:: EXERCISE GOAL ::
Tell how many lines in the listing below contain the word "LUNA", giving the number alone.

- - -

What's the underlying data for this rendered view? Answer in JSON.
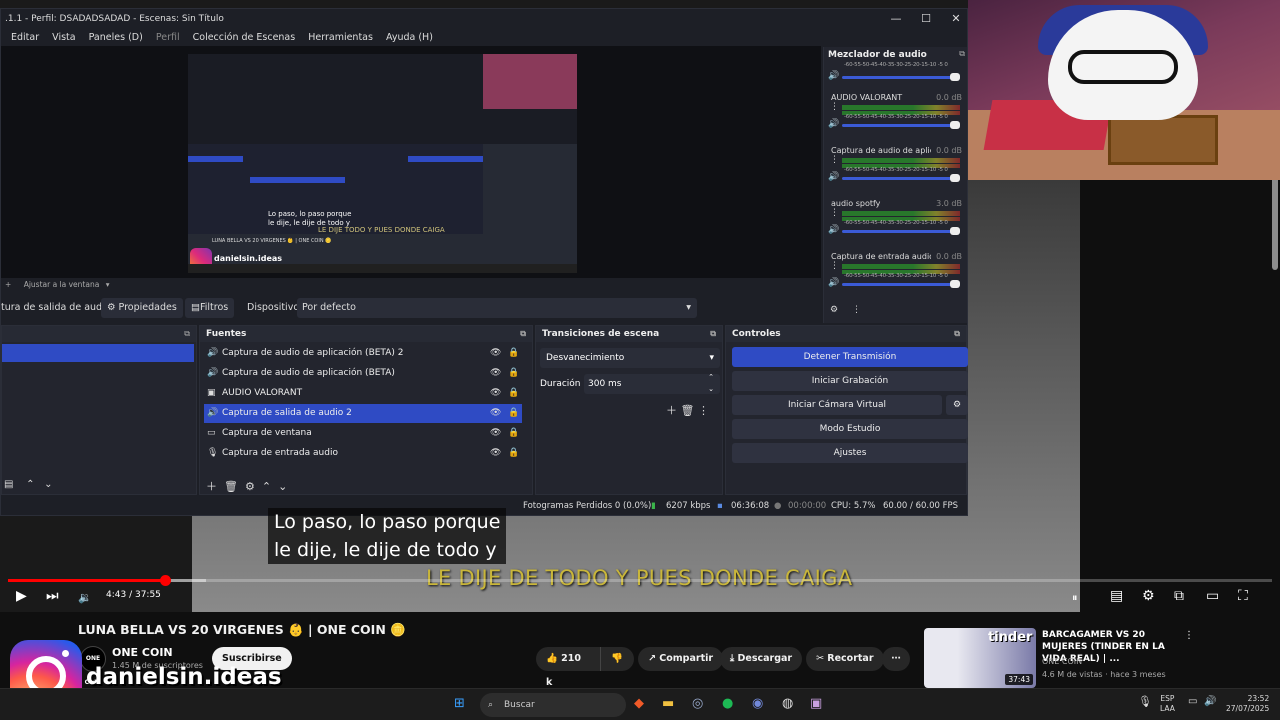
{
  "obs": {
    "title": ".1.1 - Perfil: DSADADSADAD - Escenas: Sin Título",
    "menu": [
      "Editar",
      "Vista",
      "Paneles (D)",
      "Perfil",
      "Colección de Escenas",
      "Herramientas",
      "Ayuda (H)"
    ],
    "zoom_label": "Ajustar a la ventana",
    "toolbar": {
      "source_label": "tura de salida de audio",
      "properties": "Propiedades",
      "filters": "Filtros",
      "device_label": "Dispositivo",
      "device_value": "Por defecto"
    },
    "mixer": {
      "title": "Mezclador de audio",
      "ticks": "-60-55-50-45-40-35-30-25-20-15-10 -5 0",
      "channels": [
        {
          "name": "",
          "db": ""
        },
        {
          "name": "AUDIO VALORANT",
          "db": "0.0 dB"
        },
        {
          "name": "Captura de audio de aplicació",
          "db": "0.0 dB"
        },
        {
          "name": "audio spotfy",
          "db": "3.0 dB"
        },
        {
          "name": "Captura de entrada audio",
          "db": "0.0 dB"
        }
      ]
    },
    "sources": {
      "title": "Fuentes",
      "items": [
        {
          "label": "Captura de audio de aplicación (BETA) 2",
          "icon": "🔊"
        },
        {
          "label": "Captura de audio de aplicación (BETA)",
          "icon": "🔊"
        },
        {
          "label": "AUDIO VALORANT",
          "icon": "▣"
        },
        {
          "label": "Captura de salida de audio 2",
          "icon": "🔊"
        },
        {
          "label": "Captura de ventana",
          "icon": "▭"
        },
        {
          "label": "Captura de entrada audio",
          "icon": "🎙"
        }
      ]
    },
    "transitions": {
      "title": "Transiciones de escena",
      "selected": "Desvanecimiento",
      "duration_label": "Duración",
      "duration_value": "300 ms"
    },
    "controls": {
      "title": "Controles",
      "stop_stream": "Detener Transmisión",
      "start_record": "Iniciar Grabación",
      "start_virtual_cam": "Iniciar Cámara Virtual",
      "studio_mode": "Modo Estudio",
      "settings": "Ajustes"
    },
    "status": {
      "dropped": "Fotogramas Perdidos 0 (0.0%)",
      "bitrate": "6207 kbps",
      "stream_time": "06:36:08",
      "rec_time": "00:00:00",
      "cpu": "CPU: 5.7%",
      "fps": "60.00 / 60.00 FPS"
    },
    "preview": {
      "sub1": "Lo paso, lo paso porque",
      "sub2": "le dije, le dije de todo y",
      "lyric": "LE DIJE TODO Y PUES DONDE CAIGA",
      "insta": "danielsin.ideas",
      "video_title": "LUNA BELLA VS 20 VIRGENES 👶 | ONE COIN 🪙"
    }
  },
  "player": {
    "subtitle_line1": "Lo paso, lo paso porque",
    "subtitle_line2": "le dije, le dije de todo y",
    "lyric": "LE DIJE DE TODO Y PUES DONDE CAIGA",
    "time": "4:43 / 37:55",
    "progress_fraction": 0.1244
  },
  "video": {
    "title": "LUNA BELLA VS 20 VIRGENES 👶 | ONE COIN 🪙",
    "channel": "ONE COIN",
    "channel_avatar_text": "ONE COIN",
    "subscribers": "1.45 M de suscriptores",
    "subscribe": "Suscribirse",
    "likes": "210 k",
    "share": "Compartir",
    "download": "Descargar",
    "clip": "Recortar",
    "more": "⋯"
  },
  "recommendation": {
    "title": "BARCAGAMER VS 20 MUJERES (TINDER EN LA VIDA REAL) | ...",
    "channel": "ONE COIN",
    "views": "4.6 M de vistas · hace 3 meses",
    "duration": "37:43",
    "thumb_text": "tinder"
  },
  "overlay": {
    "instagram": "danielsin.ideas"
  },
  "taskbar": {
    "search": "Buscar",
    "lang1": "ESP",
    "lang2": "LAA",
    "time": "23:52",
    "date": "27/07/2025"
  }
}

- - -

:: REPLY TO THE TASK ::
2